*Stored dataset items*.
+-------+
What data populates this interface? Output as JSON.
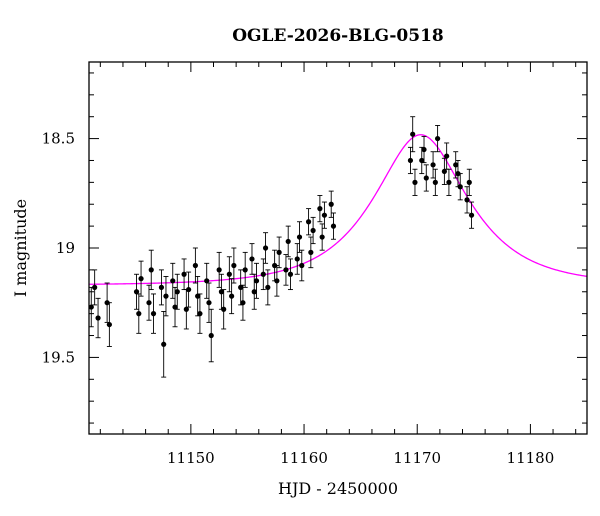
{
  "chart_data": {
    "type": "scatter",
    "title": "OGLE-2026-BLG-0518",
    "xlabel": "HJD - 2450000",
    "ylabel": "I magnitude",
    "xlim": [
      11141,
      11185
    ],
    "ylim": [
      19.85,
      18.15
    ],
    "y_inverted": true,
    "x_ticks": [
      11150,
      11160,
      11170,
      11180
    ],
    "x_tick_labels": [
      "11150",
      "11160",
      "11170",
      "11180"
    ],
    "y_ticks": [
      18.5,
      19,
      19.5
    ],
    "y_tick_labels": [
      "18.5",
      "19",
      "19.5"
    ],
    "grid": false,
    "colors": {
      "points": "#000000",
      "model": "#ff00ff",
      "axes": "#000000"
    },
    "series": [
      {
        "kind": "points_with_errorbars",
        "x": [
          11141.2,
          11141.5,
          11141.8,
          11142.6,
          11142.8,
          11145.2,
          11145.4,
          11145.6,
          11146.3,
          11146.5,
          11146.7,
          11147.4,
          11147.6,
          11147.8,
          11148.4,
          11148.6,
          11148.8,
          11149.4,
          11149.6,
          11149.8,
          11150.4,
          11150.6,
          11150.8,
          11151.4,
          11151.6,
          11151.8,
          11152.5,
          11152.7,
          11152.9,
          11153.4,
          11153.6,
          11153.8,
          11154.4,
          11154.6,
          11154.8,
          11155.4,
          11155.6,
          11155.8,
          11156.4,
          11156.6,
          11156.8,
          11157.4,
          11157.6,
          11157.8,
          11158.4,
          11158.6,
          11158.8,
          11159.4,
          11159.6,
          11159.8,
          11160.4,
          11160.6,
          11160.8,
          11161.4,
          11161.6,
          11161.8,
          11162.4,
          11162.6,
          11169.4,
          11169.6,
          11169.8,
          11170.4,
          11170.6,
          11170.8,
          11171.4,
          11171.6,
          11171.8,
          11172.4,
          11172.6,
          11172.8,
          11173.4,
          11173.6,
          11173.8,
          11174.4,
          11174.6,
          11174.8
        ],
        "y": [
          19.27,
          19.18,
          19.32,
          19.25,
          19.35,
          19.2,
          19.3,
          19.14,
          19.25,
          19.1,
          19.3,
          19.18,
          19.44,
          19.22,
          19.15,
          19.27,
          19.2,
          19.12,
          19.28,
          19.19,
          19.08,
          19.22,
          19.3,
          19.15,
          19.25,
          19.4,
          19.1,
          19.2,
          19.28,
          19.12,
          19.22,
          19.08,
          19.18,
          19.25,
          19.1,
          19.05,
          19.2,
          19.15,
          19.12,
          19.0,
          19.18,
          19.08,
          19.15,
          19.02,
          19.1,
          18.97,
          19.12,
          19.05,
          18.95,
          19.08,
          18.88,
          19.02,
          18.92,
          18.82,
          18.95,
          18.85,
          18.8,
          18.9,
          18.6,
          18.48,
          18.7,
          18.6,
          18.55,
          18.68,
          18.62,
          18.7,
          18.5,
          18.65,
          18.58,
          18.7,
          18.62,
          18.66,
          18.72,
          18.78,
          18.7,
          18.85
        ],
        "err": [
          0.09,
          0.08,
          0.09,
          0.09,
          0.1,
          0.08,
          0.09,
          0.08,
          0.08,
          0.09,
          0.09,
          0.08,
          0.15,
          0.09,
          0.08,
          0.09,
          0.08,
          0.07,
          0.09,
          0.08,
          0.08,
          0.09,
          0.09,
          0.08,
          0.09,
          0.12,
          0.08,
          0.08,
          0.09,
          0.08,
          0.08,
          0.08,
          0.08,
          0.08,
          0.08,
          0.07,
          0.08,
          0.08,
          0.07,
          0.07,
          0.08,
          0.07,
          0.07,
          0.07,
          0.07,
          0.07,
          0.07,
          0.07,
          0.07,
          0.07,
          0.06,
          0.07,
          0.06,
          0.06,
          0.06,
          0.06,
          0.06,
          0.06,
          0.06,
          0.08,
          0.06,
          0.06,
          0.06,
          0.06,
          0.06,
          0.06,
          0.06,
          0.06,
          0.06,
          0.06,
          0.06,
          0.06,
          0.06,
          0.06,
          0.06,
          0.06
        ]
      },
      {
        "kind": "model_curve",
        "baseline_mag": 19.17,
        "t0": 11170.3,
        "u0": 0.6,
        "tE": 6.5
      }
    ]
  }
}
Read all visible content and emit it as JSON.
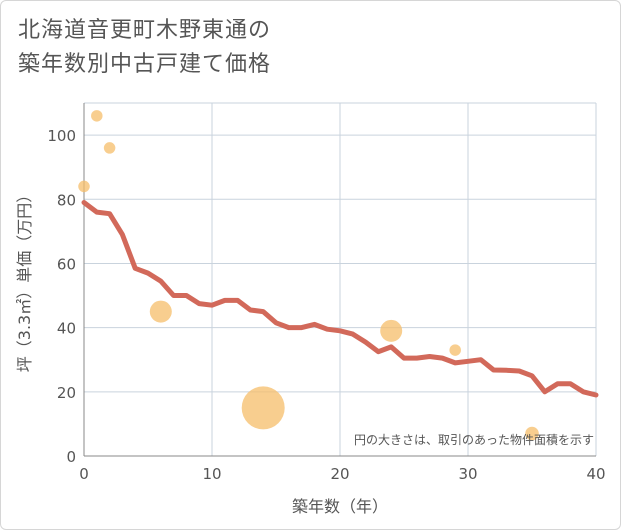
+-------+
*WHAT IS ASKED*.
Repeat the listing verbatim. Skip the pictures.

*RESULT OF THIS EXERCISE*.
What data populates this interface? Output as JSON.
{
  "chart_data": {
    "type": "scatter",
    "title": "OGLE-2026-BLG-0518",
    "xlabel": "HJD - 2450000",
    "ylabel": "I magnitude",
    "xlim": [
      11141,
      11185
    ],
    "ylim": [
      19.85,
      18.15
    ],
    "y_inverted": true,
    "x_ticks": [
      11150,
      11160,
      11170,
      11180
    ],
    "x_tick_labels": [
      "11150",
      "11160",
      "11170",
      "11180"
    ],
    "y_ticks": [
      18.5,
      19,
      19.5
    ],
    "y_tick_labels": [
      "18.5",
      "19",
      "19.5"
    ],
    "grid": false,
    "colors": {
      "points": "#000000",
      "model": "#ff00ff",
      "axes": "#000000"
    },
    "series": [
      {
        "kind": "points_with_errorbars",
        "x": [
          11141.2,
          11141.5,
          11141.8,
          11142.6,
          11142.8,
          11145.2,
          11145.4,
          11145.6,
          11146.3,
          11146.5,
          11146.7,
          11147.4,
          11147.6,
          11147.8,
          11148.4,
          11148.6,
          11148.8,
          11149.4,
          11149.6,
          11149.8,
          11150.4,
          11150.6,
          11150.8,
          11151.4,
          11151.6,
          11151.8,
          11152.5,
          11152.7,
          11152.9,
          11153.4,
          11153.6,
          11153.8,
          11154.4,
          11154.6,
          11154.8,
          11155.4,
          11155.6,
          11155.8,
          11156.4,
          11156.6,
          11156.8,
          11157.4,
          11157.6,
          11157.8,
          11158.4,
          11158.6,
          11158.8,
          11159.4,
          11159.6,
          11159.8,
          11160.4,
          11160.6,
          11160.8,
          11161.4,
          11161.6,
          11161.8,
          11162.4,
          11162.6,
          11169.4,
          11169.6,
          11169.8,
          11170.4,
          11170.6,
          11170.8,
          11171.4,
          11171.6,
          11171.8,
          11172.4,
          11172.6,
          11172.8,
          11173.4,
          11173.6,
          11173.8,
          11174.4,
          11174.6,
          11174.8
        ],
        "y": [
          19.27,
          19.18,
          19.32,
          19.25,
          19.35,
          19.2,
          19.3,
          19.14,
          19.25,
          19.1,
          19.3,
          19.18,
          19.44,
          19.22,
          19.15,
          19.27,
          19.2,
          19.12,
          19.28,
          19.19,
          19.08,
          19.22,
          19.3,
          19.15,
          19.25,
          19.4,
          19.1,
          19.2,
          19.28,
          19.12,
          19.22,
          19.08,
          19.18,
          19.25,
          19.1,
          19.05,
          19.2,
          19.15,
          19.12,
          19.0,
          19.18,
          19.08,
          19.15,
          19.02,
          19.1,
          18.97,
          19.12,
          19.05,
          18.95,
          19.08,
          18.88,
          19.02,
          18.92,
          18.82,
          18.95,
          18.85,
          18.8,
          18.9,
          18.6,
          18.48,
          18.7,
          18.6,
          18.55,
          18.68,
          18.62,
          18.7,
          18.5,
          18.65,
          18.58,
          18.7,
          18.62,
          18.66,
          18.72,
          18.78,
          18.7,
          18.85
        ],
        "err": [
          0.09,
          0.08,
          0.09,
          0.09,
          0.1,
          0.08,
          0.09,
          0.08,
          0.08,
          0.09,
          0.09,
          0.08,
          0.15,
          0.09,
          0.08,
          0.09,
          0.08,
          0.07,
          0.09,
          0.08,
          0.08,
          0.09,
          0.09,
          0.08,
          0.09,
          0.12,
          0.08,
          0.08,
          0.09,
          0.08,
          0.08,
          0.08,
          0.08,
          0.08,
          0.08,
          0.07,
          0.08,
          0.08,
          0.07,
          0.07,
          0.08,
          0.07,
          0.07,
          0.07,
          0.07,
          0.07,
          0.07,
          0.07,
          0.07,
          0.07,
          0.06,
          0.07,
          0.06,
          0.06,
          0.06,
          0.06,
          0.06,
          0.06,
          0.06,
          0.08,
          0.06,
          0.06,
          0.06,
          0.06,
          0.06,
          0.06,
          0.06,
          0.06,
          0.06,
          0.06,
          0.06,
          0.06,
          0.06,
          0.06,
          0.06,
          0.06
        ]
      },
      {
        "kind": "model_curve",
        "baseline_mag": 19.17,
        "t0": 11170.3,
        "u0": 0.6,
        "tE": 6.5
      }
    ]
  }
}
Read all visible content and emit it as JSON.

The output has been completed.